Given entries
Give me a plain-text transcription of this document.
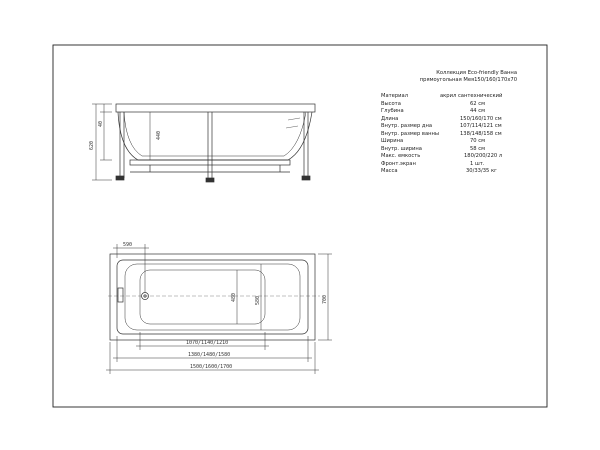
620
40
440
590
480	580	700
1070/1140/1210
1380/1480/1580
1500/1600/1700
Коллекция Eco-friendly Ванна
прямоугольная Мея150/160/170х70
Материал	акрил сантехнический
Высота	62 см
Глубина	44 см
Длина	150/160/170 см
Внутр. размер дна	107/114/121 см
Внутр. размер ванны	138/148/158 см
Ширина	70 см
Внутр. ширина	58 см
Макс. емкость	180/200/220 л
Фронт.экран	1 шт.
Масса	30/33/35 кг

==

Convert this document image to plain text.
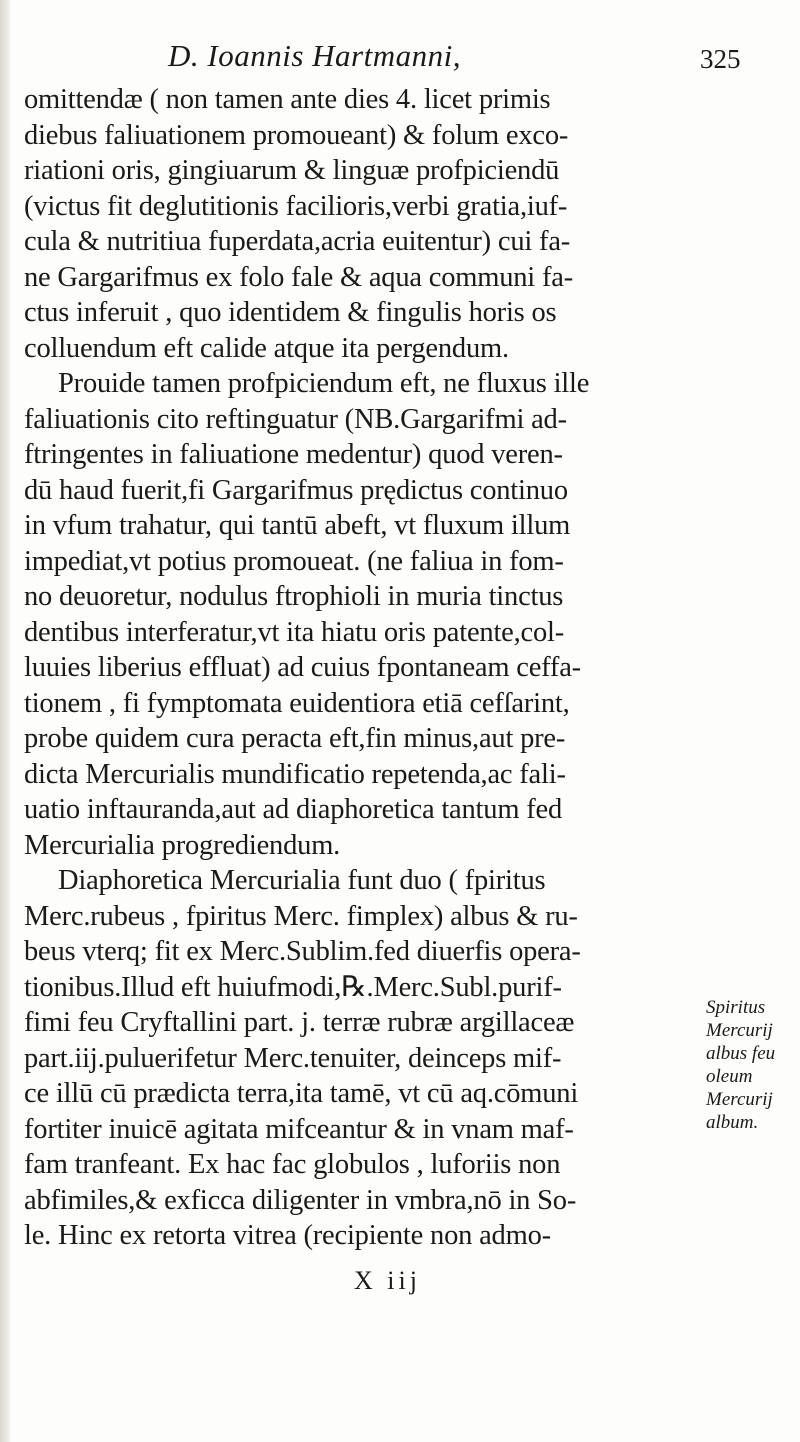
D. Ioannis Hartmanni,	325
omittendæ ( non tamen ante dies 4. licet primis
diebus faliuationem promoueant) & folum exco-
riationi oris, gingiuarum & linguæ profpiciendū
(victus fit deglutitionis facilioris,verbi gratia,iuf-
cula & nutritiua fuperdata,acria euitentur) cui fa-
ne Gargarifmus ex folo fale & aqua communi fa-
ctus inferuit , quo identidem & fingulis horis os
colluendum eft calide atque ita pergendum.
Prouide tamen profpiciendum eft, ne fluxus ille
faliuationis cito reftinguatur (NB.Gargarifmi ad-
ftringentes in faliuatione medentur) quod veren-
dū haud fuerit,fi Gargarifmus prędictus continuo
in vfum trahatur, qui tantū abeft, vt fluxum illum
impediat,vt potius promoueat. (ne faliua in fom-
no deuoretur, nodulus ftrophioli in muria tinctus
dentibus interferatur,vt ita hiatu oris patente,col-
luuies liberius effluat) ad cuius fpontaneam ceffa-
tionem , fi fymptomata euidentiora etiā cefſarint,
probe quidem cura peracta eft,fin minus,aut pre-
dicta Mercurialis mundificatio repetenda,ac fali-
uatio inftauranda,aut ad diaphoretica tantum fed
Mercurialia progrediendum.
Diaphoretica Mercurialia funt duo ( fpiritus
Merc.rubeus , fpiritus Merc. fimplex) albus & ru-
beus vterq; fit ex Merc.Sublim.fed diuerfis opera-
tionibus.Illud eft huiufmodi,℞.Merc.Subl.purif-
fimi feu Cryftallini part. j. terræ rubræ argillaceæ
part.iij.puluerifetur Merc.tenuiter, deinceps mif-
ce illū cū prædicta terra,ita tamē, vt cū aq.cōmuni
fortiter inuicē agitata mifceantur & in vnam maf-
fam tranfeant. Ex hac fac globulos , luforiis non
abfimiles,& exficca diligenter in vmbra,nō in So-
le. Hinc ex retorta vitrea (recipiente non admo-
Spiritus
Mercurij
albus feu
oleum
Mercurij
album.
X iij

Instructions for the task
Which lines of the data include "plain"? Copy each of them.

Finished answer
Give me a plain-text transcription of this document.
Convert this document image to plain text.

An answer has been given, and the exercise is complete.